[Rows from a dataset]
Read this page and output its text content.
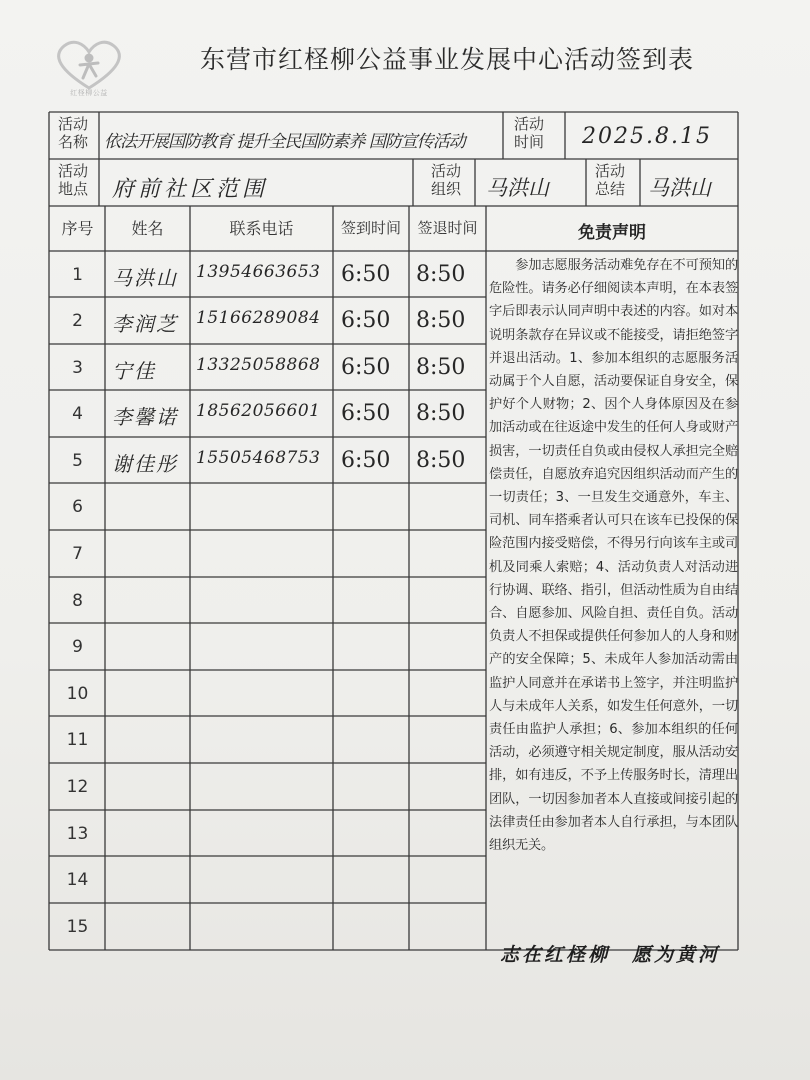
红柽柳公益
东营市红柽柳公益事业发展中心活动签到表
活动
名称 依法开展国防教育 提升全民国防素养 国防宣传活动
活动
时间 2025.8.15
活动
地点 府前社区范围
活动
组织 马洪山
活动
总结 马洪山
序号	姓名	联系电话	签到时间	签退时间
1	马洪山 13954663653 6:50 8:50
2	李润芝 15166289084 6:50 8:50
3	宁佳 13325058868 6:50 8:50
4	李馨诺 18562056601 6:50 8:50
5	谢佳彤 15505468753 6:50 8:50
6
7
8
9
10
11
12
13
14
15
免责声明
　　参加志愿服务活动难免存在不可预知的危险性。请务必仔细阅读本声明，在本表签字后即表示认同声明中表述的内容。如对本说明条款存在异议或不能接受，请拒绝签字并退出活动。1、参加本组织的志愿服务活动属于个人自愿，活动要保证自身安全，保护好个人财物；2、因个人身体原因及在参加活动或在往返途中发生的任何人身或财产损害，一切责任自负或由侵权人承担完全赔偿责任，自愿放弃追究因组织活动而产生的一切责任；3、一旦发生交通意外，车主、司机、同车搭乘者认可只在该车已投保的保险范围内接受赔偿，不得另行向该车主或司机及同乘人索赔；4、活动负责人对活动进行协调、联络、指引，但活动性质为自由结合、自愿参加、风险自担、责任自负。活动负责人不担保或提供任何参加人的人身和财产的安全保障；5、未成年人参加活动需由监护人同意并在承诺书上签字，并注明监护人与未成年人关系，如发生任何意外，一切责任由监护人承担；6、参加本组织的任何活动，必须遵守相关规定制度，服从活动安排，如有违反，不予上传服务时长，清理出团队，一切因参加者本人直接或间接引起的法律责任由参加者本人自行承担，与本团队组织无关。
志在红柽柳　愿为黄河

▶ SET TASK
Without the images, write out each line of the data verbatim.

▶ ANSWER FOR THE TASK
Read this page and output its text content.
红柽柳公益
东营市红柽柳公益事业发展中心活动签到表
活动
名称 依法开展国防教育 提升全民国防素养 国防宣传活动
活动
时间 2025.8.15
活动
地点 府前社区范围
活动
组织 马洪山
活动
总结 马洪山
序号	姓名	联系电话	签到时间	签退时间
1	马洪山 13954663653 6:50 8:50
2	李润芝 15166289084 6:50 8:50
3	宁佳 13325058868 6:50 8:50
4	李馨诺 18562056601 6:50 8:50
5	谢佳彤 15505468753 6:50 8:50
6
7
8
9
10
11
12
13
14
15
免责声明
　　参加志愿服务活动难免存在不可预知的危险性。请务必仔细阅读本声明，在本表签字后即表示认同声明中表述的内容。如对本说明条款存在异议或不能接受，请拒绝签字并退出活动。1、参加本组织的志愿服务活动属于个人自愿，活动要保证自身安全，保护好个人财物；2、因个人身体原因及在参加活动或在往返途中发生的任何人身或财产损害，一切责任自负或由侵权人承担完全赔偿责任，自愿放弃追究因组织活动而产生的一切责任；3、一旦发生交通意外，车主、司机、同车搭乘者认可只在该车已投保的保险范围内接受赔偿，不得另行向该车主或司机及同乘人索赔；4、活动负责人对活动进行协调、联络、指引，但活动性质为自由结合、自愿参加、风险自担、责任自负。活动负责人不担保或提供任何参加人的人身和财产的安全保障；5、未成年人参加活动需由监护人同意并在承诺书上签字，并注明监护人与未成年人关系，如发生任何意外，一切责任由监护人承担；6、参加本组织的任何活动，必须遵守相关规定制度，服从活动安排，如有违反，不予上传服务时长，清理出团队，一切因参加者本人直接或间接引起的法律责任由参加者本人自行承担，与本团队组织无关。
志在红柽柳　愿为黄河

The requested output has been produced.